• **Prompt**
Leave out the pictures and copy every record exactly.

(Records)
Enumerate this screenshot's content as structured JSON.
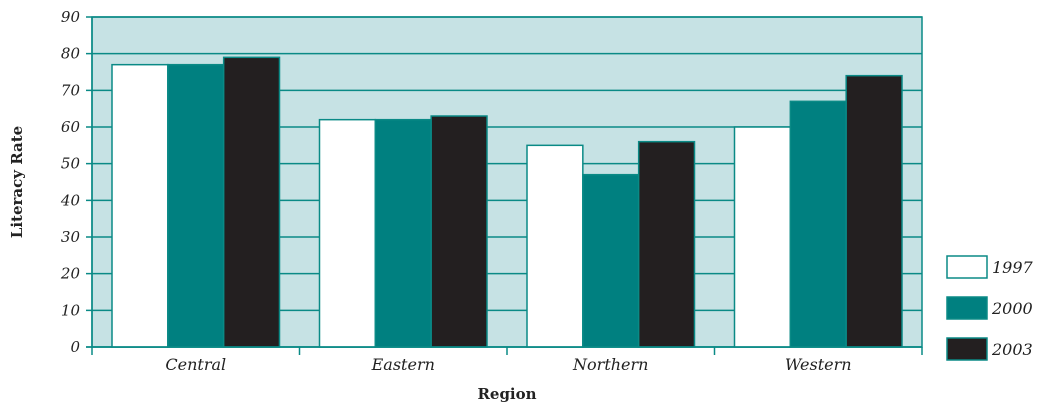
{
  "chart_data": {
    "type": "bar",
    "title": "",
    "xlabel": "Region",
    "ylabel": "Literacy Rate",
    "ylim": [
      0,
      90
    ],
    "yticks": [
      "0",
      "10",
      "20",
      "30",
      "40",
      "50",
      "60",
      "70",
      "80",
      "90"
    ],
    "categories": [
      "Central",
      "Eastern",
      "Northern",
      "Western"
    ],
    "series": [
      {
        "name": "1997",
        "values": [
          77,
          62,
          55,
          60
        ]
      },
      {
        "name": "2000",
        "values": [
          77,
          62,
          47,
          67
        ]
      },
      {
        "name": "2003",
        "values": [
          79,
          63,
          56,
          74
        ]
      }
    ],
    "grid": true,
    "legend": "right",
    "colors": {
      "plot_background": "#c6e2e4",
      "grid": "#0a8a86",
      "series": [
        "#ffffff",
        "#008080",
        "#231f20"
      ],
      "bar_border": "#0a8a86"
    }
  }
}
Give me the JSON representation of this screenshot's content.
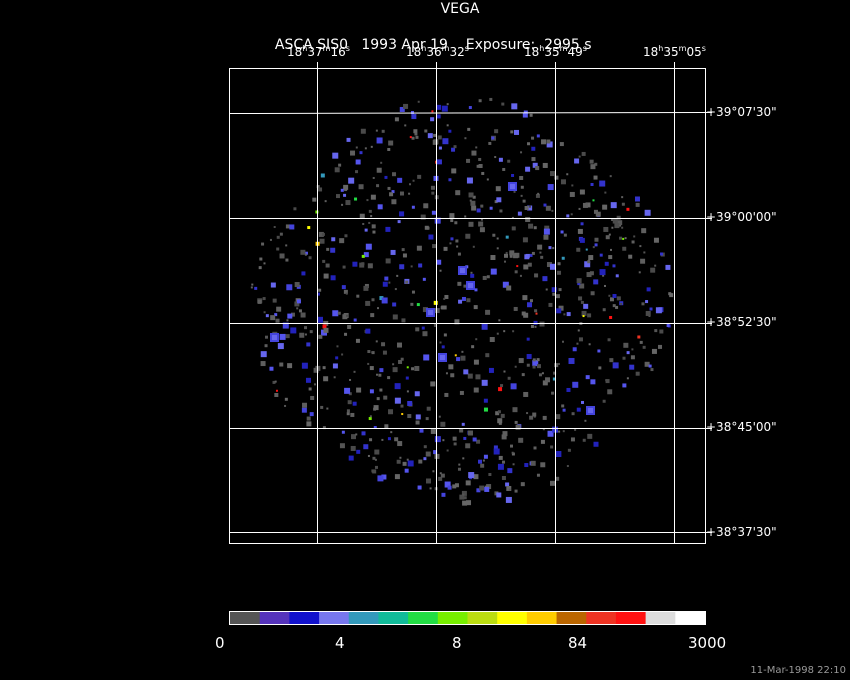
{
  "header": {
    "target": "VEGA",
    "instrument": "ASCA SIS0",
    "date": "1993 Apr 19",
    "exposure_label": "Exposure:",
    "exposure_value": "2995 s"
  },
  "ra_labels": [
    {
      "h": "18",
      "m": "37",
      "s": "16"
    },
    {
      "h": "18",
      "m": "36",
      "s": "32"
    },
    {
      "h": "18",
      "m": "35",
      "s": "49"
    },
    {
      "h": "18",
      "m": "35",
      "s": "05"
    }
  ],
  "dec_labels": [
    "+39°07'30\"",
    "+39°00'00\"",
    "+38°52'30\"",
    "+38°45'00\"",
    "+38°37'30\""
  ],
  "colorbar": {
    "colors": [
      "#555555",
      "#5533bb",
      "#1111cc",
      "#7777ee",
      "#3399bb",
      "#11bb99",
      "#22dd44",
      "#77ee00",
      "#bbdd11",
      "#ffff00",
      "#ffcc00",
      "#bb6600",
      "#ee3322",
      "#ff1111",
      "#dddddd",
      "#ffffff"
    ],
    "labels": [
      "0",
      "4",
      "8",
      "84",
      "3000"
    ]
  },
  "timestamp": "11-Mar-1998 22:10"
}
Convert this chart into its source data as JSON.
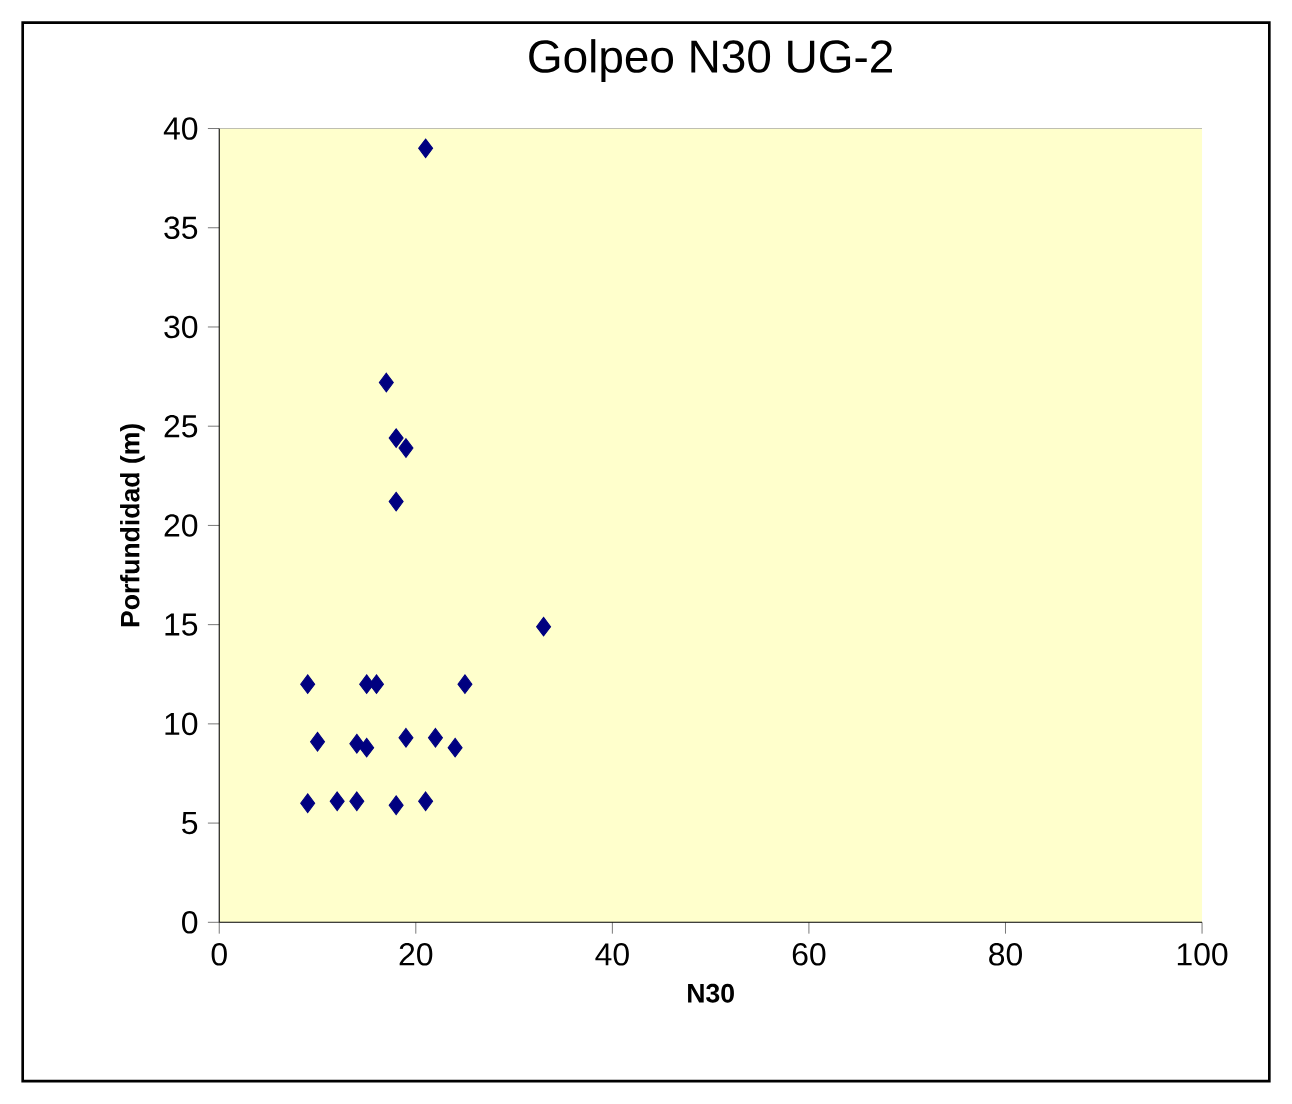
{
  "chart_data": {
    "type": "scatter",
    "title": "Golpeo N30 UG-2",
    "xlabel": "N30",
    "ylabel": "Porfundidad (m)",
    "x": [
      9,
      12,
      14,
      18,
      21,
      10,
      14,
      15,
      19,
      22,
      24,
      9,
      15,
      16,
      25,
      33,
      18,
      18,
      19,
      17,
      21
    ],
    "values": [
      6,
      6.1,
      6.1,
      5.9,
      6.1,
      9.1,
      9.0,
      8.8,
      9.3,
      9.3,
      8.8,
      12,
      12,
      12,
      12,
      14.9,
      21.2,
      24.4,
      23.9,
      27.2,
      39
    ],
    "color": "#000080",
    "marker": "diamond",
    "xlim": [
      0,
      100
    ],
    "xticks": [
      0,
      20,
      40,
      60,
      80,
      100
    ],
    "ylim": [
      0,
      40
    ],
    "yticks": [
      0,
      5,
      10,
      15,
      20,
      25,
      30,
      35,
      40
    ],
    "grid": false
  }
}
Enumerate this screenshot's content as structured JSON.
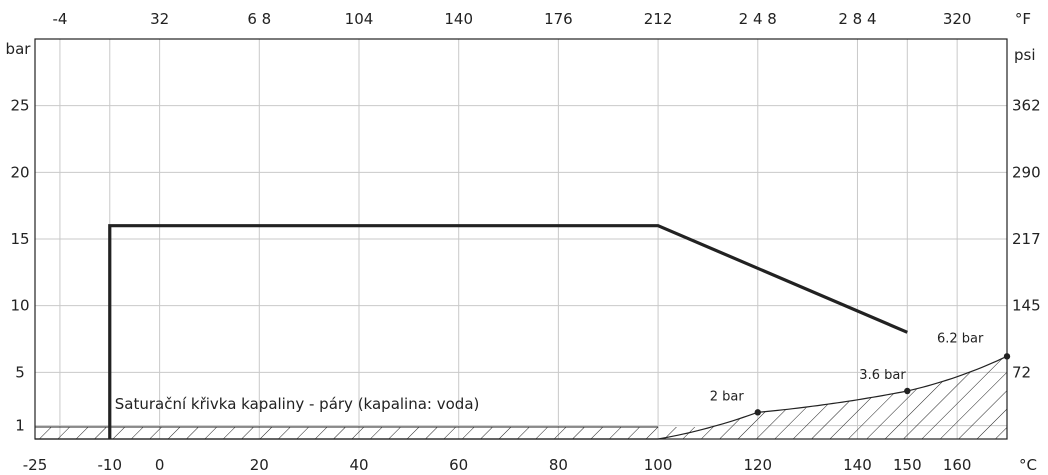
{
  "chart_data": {
    "type": "line",
    "title": "",
    "axes": {
      "x_bottom": {
        "unit": "°C",
        "range": [
          -25,
          170
        ],
        "ticks": [
          -25,
          -10,
          0,
          20,
          40,
          60,
          80,
          100,
          120,
          140,
          150,
          160
        ]
      },
      "x_top": {
        "unit": "°F",
        "ticks": [
          {
            "label": "-4",
            "at_c": -20
          },
          {
            "label": "32",
            "at_c": 0
          },
          {
            "label": "6 8",
            "at_c": 20
          },
          {
            "label": "104",
            "at_c": 40
          },
          {
            "label": "140",
            "at_c": 60
          },
          {
            "label": "176",
            "at_c": 80
          },
          {
            "label": "212",
            "at_c": 100
          },
          {
            "label": "2 4 8",
            "at_c": 120
          },
          {
            "label": "2 8 4",
            "at_c": 140
          },
          {
            "label": "320",
            "at_c": 160
          }
        ]
      },
      "y_left": {
        "unit": "bar",
        "range": [
          0,
          30
        ],
        "ticks": [
          1,
          5,
          10,
          15,
          20,
          25
        ]
      },
      "y_right": {
        "unit": "psi",
        "ticks": [
          {
            "label": "72",
            "at_bar": 5
          },
          {
            "label": "145",
            "at_bar": 10
          },
          {
            "label": "217",
            "at_bar": 15
          },
          {
            "label": "290",
            "at_bar": 20
          },
          {
            "label": "362",
            "at_bar": 25
          }
        ]
      }
    },
    "grid": true,
    "series": [
      {
        "role": "operating-limit",
        "color": "#222222",
        "points": [
          [
            -10,
            0
          ],
          [
            -10,
            16
          ],
          [
            100,
            16
          ],
          [
            150,
            8
          ]
        ]
      },
      {
        "role": "saturation-curve",
        "color": "#222222",
        "points": [
          [
            -25,
            0
          ],
          [
            100,
            0
          ],
          [
            120,
            2
          ],
          [
            150,
            3.6
          ],
          [
            170,
            6.2
          ]
        ]
      }
    ],
    "marked_points": [
      {
        "x": 120,
        "y": 2,
        "label": "2 bar"
      },
      {
        "x": 150,
        "y": 3.6,
        "label": "3.6 bar"
      },
      {
        "x": 170,
        "y": 6.2,
        "label": "6.2 bar"
      }
    ],
    "annotations": [
      {
        "text": "Saturační křivka kapaliny - páry (kapalina: voda)"
      }
    ],
    "hatched_region": "below-saturation-curve"
  }
}
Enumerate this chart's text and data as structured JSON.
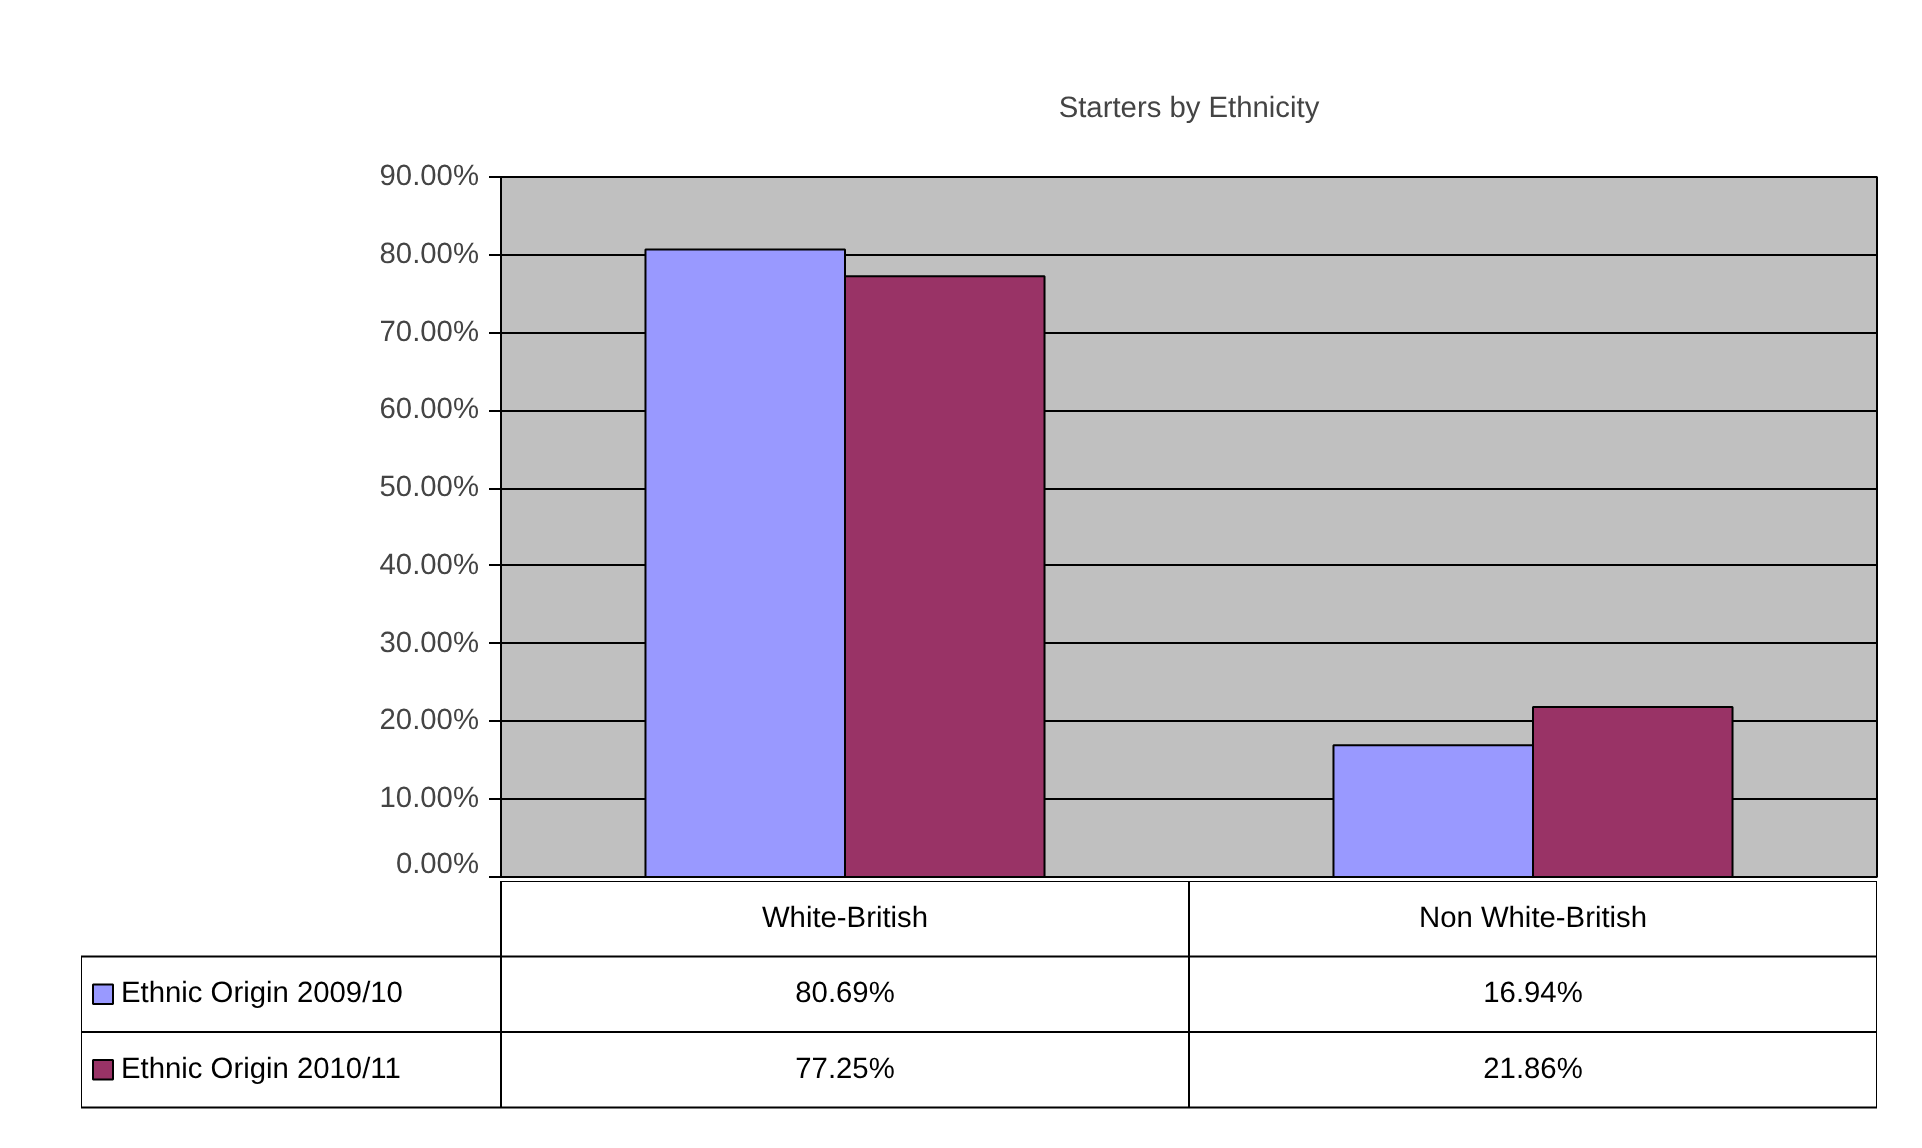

• **The completed task**
Enumerate this screenshot's content as structured JSON.
{
  "chart_data": {
    "type": "bar",
    "title": "",
    "xlabel": "Region",
    "ylabel": "Literacy Rate",
    "ylim": [
      0,
      90
    ],
    "yticks": [
      "0",
      "10",
      "20",
      "30",
      "40",
      "50",
      "60",
      "70",
      "80",
      "90"
    ],
    "categories": [
      "Central",
      "Eastern",
      "Northern",
      "Western"
    ],
    "series": [
      {
        "name": "1997",
        "values": [
          77,
          62,
          55,
          60
        ]
      },
      {
        "name": "2000",
        "values": [
          77,
          62,
          47,
          67
        ]
      },
      {
        "name": "2003",
        "values": [
          79,
          63,
          56,
          74
        ]
      }
    ],
    "grid": true,
    "legend": "right",
    "colors": {
      "plot_background": "#c6e2e4",
      "grid": "#0a8a86",
      "series": [
        "#ffffff",
        "#008080",
        "#231f20"
      ],
      "bar_border": "#0a8a86"
    }
  }
}
Give me the JSON representation of this screenshot's content.
{
  "header": {
    "target": "VEGA",
    "instrument": "ASCA SIS0",
    "date": "1993 Apr 19",
    "exposure_label": "Exposure:",
    "exposure_value": "2995 s"
  },
  "ra_labels": [
    {
      "h": "18",
      "m": "37",
      "s": "16"
    },
    {
      "h": "18",
      "m": "36",
      "s": "32"
    },
    {
      "h": "18",
      "m": "35",
      "s": "49"
    },
    {
      "h": "18",
      "m": "35",
      "s": "05"
    }
  ],
  "dec_labels": [
    "+39°07'30\"",
    "+39°00'00\"",
    "+38°52'30\"",
    "+38°45'00\"",
    "+38°37'30\""
  ],
  "colorbar": {
    "colors": [
      "#555555",
      "#5533bb",
      "#1111cc",
      "#7777ee",
      "#3399bb",
      "#11bb99",
      "#22dd44",
      "#77ee00",
      "#bbdd11",
      "#ffff00",
      "#ffcc00",
      "#bb6600",
      "#ee3322",
      "#ff1111",
      "#dddddd",
      "#ffffff"
    ],
    "labels": [
      "0",
      "4",
      "8",
      "84",
      "3000"
    ]
  },
  "timestamp": "11-Mar-1998 22:10"
}
Convert this chart into its source data as JSON.
{
  "chart_data": {
    "type": "scatter",
    "title": "Golpeo N30 UG-2",
    "xlabel": "N30",
    "ylabel": "Porfundidad (m)",
    "x": [
      9,
      12,
      14,
      18,
      21,
      10,
      14,
      15,
      19,
      22,
      24,
      9,
      15,
      16,
      25,
      33,
      18,
      18,
      19,
      17,
      21
    ],
    "values": [
      6,
      6.1,
      6.1,
      5.9,
      6.1,
      9.1,
      9.0,
      8.8,
      9.3,
      9.3,
      8.8,
      12,
      12,
      12,
      12,
      14.9,
      21.2,
      24.4,
      23.9,
      27.2,
      39
    ],
    "color": "#000080",
    "marker": "diamond",
    "xlim": [
      0,
      100
    ],
    "xticks": [
      0,
      20,
      40,
      60,
      80,
      100
    ],
    "ylim": [
      0,
      40
    ],
    "yticks": [
      0,
      5,
      10,
      15,
      20,
      25,
      30,
      35,
      40
    ],
    "grid": false
  }
}
Enumerate this screenshot's content as structured JSON.
{
  "chart_data": {
    "type": "line",
    "title": "",
    "axes": {
      "x_bottom": {
        "unit": "°C",
        "range": [
          -25,
          170
        ],
        "ticks": [
          -25,
          -10,
          0,
          20,
          40,
          60,
          80,
          100,
          120,
          140,
          150,
          160
        ]
      },
      "x_top": {
        "unit": "°F",
        "ticks": [
          {
            "label": "-4",
            "at_c": -20
          },
          {
            "label": "32",
            "at_c": 0
          },
          {
            "label": "6 8",
            "at_c": 20
          },
          {
            "label": "104",
            "at_c": 40
          },
          {
            "label": "140",
            "at_c": 60
          },
          {
            "label": "176",
            "at_c": 80
          },
          {
            "label": "212",
            "at_c": 100
          },
          {
            "label": "2 4 8",
            "at_c": 120
          },
          {
            "label": "2 8 4",
            "at_c": 140
          },
          {
            "label": "320",
            "at_c": 160
          }
        ]
      },
      "y_left": {
        "unit": "bar",
        "range": [
          0,
          30
        ],
        "ticks": [
          1,
          5,
          10,
          15,
          20,
          25
        ]
      },
      "y_right": {
        "unit": "psi",
        "ticks": [
          {
            "label": "72",
            "at_bar": 5
          },
          {
            "label": "145",
            "at_bar": 10
          },
          {
            "label": "217",
            "at_bar": 15
          },
          {
            "label": "290",
            "at_bar": 20
          },
          {
            "label": "362",
            "at_bar": 25
          }
        ]
      }
    },
    "grid": true,
    "series": [
      {
        "role": "operating-limit",
        "color": "#222222",
        "points": [
          [
            -10,
            0
          ],
          [
            -10,
            16
          ],
          [
            100,
            16
          ],
          [
            150,
            8
          ]
        ]
      },
      {
        "role": "saturation-curve",
        "color": "#222222",
        "points": [
          [
            -25,
            0
          ],
          [
            100,
            0
          ],
          [
            120,
            2
          ],
          [
            150,
            3.6
          ],
          [
            170,
            6.2
          ]
        ]
      }
    ],
    "marked_points": [
      {
        "x": 120,
        "y": 2,
        "label": "2 bar"
      },
      {
        "x": 150,
        "y": 3.6,
        "label": "3.6 bar"
      },
      {
        "x": 170,
        "y": 6.2,
        "label": "6.2 bar"
      }
    ],
    "annotations": [
      {
        "text": "Saturační křivka kapaliny - páry (kapalina: voda)"
      }
    ],
    "hatched_region": "below-saturation-curve"
  }
}
Enumerate this chart's text and data as structured JSON.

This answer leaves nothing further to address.